» **What to work on**: Search the data for the word "text" and copy every line where it occurs.

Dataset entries
******

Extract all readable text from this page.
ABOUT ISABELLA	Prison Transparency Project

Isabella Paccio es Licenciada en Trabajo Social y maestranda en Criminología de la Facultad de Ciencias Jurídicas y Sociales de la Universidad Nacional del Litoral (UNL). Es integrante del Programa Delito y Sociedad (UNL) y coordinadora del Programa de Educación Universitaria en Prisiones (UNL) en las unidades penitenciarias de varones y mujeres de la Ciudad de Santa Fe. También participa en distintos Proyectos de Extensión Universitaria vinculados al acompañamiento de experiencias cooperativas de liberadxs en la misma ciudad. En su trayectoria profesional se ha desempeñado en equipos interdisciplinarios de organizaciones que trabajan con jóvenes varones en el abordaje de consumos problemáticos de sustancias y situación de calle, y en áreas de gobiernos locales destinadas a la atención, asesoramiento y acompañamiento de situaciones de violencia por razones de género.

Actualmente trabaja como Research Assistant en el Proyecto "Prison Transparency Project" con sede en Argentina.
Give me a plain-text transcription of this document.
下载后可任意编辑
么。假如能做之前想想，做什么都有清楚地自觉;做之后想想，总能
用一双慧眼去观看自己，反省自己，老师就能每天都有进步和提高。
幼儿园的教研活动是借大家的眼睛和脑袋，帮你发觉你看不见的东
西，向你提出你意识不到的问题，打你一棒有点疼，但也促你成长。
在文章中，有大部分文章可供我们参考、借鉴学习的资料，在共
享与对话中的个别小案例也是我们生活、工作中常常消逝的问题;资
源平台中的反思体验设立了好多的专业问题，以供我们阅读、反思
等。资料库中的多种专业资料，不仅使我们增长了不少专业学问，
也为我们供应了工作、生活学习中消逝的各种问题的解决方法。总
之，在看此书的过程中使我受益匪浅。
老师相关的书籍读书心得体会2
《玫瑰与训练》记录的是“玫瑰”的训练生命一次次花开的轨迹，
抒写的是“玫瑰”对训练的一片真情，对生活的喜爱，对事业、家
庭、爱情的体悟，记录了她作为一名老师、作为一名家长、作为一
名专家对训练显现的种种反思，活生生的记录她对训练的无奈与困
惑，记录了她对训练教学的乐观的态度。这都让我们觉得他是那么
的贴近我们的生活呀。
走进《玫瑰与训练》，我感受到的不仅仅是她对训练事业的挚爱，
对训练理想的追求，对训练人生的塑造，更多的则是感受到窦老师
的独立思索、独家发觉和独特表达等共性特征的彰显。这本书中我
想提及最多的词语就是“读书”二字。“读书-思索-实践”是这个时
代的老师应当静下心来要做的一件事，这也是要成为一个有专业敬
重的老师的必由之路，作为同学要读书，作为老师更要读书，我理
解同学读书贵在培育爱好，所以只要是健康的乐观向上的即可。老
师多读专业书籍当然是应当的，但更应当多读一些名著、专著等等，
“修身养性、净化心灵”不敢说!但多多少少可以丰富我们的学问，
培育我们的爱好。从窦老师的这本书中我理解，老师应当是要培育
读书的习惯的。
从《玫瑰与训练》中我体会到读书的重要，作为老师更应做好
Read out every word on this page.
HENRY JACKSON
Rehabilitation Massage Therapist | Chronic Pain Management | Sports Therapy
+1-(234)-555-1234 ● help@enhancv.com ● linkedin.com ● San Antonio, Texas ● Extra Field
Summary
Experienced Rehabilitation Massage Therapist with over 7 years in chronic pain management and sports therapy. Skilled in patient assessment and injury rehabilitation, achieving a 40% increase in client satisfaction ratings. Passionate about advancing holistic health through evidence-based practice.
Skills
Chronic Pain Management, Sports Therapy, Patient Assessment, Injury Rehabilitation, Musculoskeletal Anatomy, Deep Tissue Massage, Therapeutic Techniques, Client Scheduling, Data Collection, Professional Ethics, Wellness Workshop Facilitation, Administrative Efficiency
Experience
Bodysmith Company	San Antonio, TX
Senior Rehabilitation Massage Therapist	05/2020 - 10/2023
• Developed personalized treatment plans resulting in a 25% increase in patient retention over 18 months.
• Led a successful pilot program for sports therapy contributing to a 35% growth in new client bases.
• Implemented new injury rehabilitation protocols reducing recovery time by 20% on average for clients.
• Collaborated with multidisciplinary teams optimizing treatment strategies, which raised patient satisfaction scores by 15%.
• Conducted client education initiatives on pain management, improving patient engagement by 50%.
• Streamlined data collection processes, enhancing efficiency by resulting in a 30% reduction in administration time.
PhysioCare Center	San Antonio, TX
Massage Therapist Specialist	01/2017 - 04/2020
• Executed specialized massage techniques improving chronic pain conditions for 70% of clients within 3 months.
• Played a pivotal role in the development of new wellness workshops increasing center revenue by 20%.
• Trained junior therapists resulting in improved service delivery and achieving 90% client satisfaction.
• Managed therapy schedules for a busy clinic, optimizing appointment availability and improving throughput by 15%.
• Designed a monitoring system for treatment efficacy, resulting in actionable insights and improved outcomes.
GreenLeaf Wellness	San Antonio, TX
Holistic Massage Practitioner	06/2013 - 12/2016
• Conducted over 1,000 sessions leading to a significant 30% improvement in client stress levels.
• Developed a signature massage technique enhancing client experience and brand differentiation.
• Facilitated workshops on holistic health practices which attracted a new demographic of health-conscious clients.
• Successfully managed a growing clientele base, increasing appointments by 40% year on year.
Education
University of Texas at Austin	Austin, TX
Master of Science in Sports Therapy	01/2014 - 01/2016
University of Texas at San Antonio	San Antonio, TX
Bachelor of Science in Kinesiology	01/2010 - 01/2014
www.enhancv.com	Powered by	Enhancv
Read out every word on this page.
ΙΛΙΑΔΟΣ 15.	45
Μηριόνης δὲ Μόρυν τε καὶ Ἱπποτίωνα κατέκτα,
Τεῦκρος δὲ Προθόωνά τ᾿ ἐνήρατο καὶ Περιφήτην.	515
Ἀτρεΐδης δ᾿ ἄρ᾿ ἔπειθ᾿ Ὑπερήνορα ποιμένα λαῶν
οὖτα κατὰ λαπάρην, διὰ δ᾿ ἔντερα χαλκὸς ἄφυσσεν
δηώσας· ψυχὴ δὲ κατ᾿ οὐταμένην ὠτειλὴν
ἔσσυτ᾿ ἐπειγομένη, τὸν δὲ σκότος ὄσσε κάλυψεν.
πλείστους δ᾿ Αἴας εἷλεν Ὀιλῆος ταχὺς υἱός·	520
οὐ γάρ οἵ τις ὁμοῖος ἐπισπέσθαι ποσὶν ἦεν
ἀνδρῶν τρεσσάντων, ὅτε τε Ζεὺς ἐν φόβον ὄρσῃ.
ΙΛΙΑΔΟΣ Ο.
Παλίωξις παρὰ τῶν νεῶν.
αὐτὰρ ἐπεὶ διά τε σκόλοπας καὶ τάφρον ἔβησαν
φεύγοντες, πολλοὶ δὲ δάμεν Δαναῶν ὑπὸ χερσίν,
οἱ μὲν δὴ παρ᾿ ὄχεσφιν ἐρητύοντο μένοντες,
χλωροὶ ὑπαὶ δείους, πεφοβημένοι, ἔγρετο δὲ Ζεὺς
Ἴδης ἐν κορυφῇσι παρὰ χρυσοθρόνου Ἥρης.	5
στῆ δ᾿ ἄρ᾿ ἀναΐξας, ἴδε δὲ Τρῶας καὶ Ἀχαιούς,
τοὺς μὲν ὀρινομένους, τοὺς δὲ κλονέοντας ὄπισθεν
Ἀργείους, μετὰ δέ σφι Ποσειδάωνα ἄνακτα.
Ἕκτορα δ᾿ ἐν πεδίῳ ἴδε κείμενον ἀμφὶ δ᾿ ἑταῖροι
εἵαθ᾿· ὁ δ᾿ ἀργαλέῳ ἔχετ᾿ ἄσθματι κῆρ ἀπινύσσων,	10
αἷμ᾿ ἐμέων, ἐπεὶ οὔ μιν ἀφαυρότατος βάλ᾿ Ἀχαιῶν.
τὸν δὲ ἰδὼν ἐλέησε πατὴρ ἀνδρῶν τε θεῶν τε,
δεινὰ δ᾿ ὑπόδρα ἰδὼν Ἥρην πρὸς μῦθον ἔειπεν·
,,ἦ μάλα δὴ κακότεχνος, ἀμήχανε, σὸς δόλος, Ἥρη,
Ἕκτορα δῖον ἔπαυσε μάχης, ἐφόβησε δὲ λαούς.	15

******

» **Task solution**:
Extract all readable text from this page.
Give me a plain-text transcription of this document.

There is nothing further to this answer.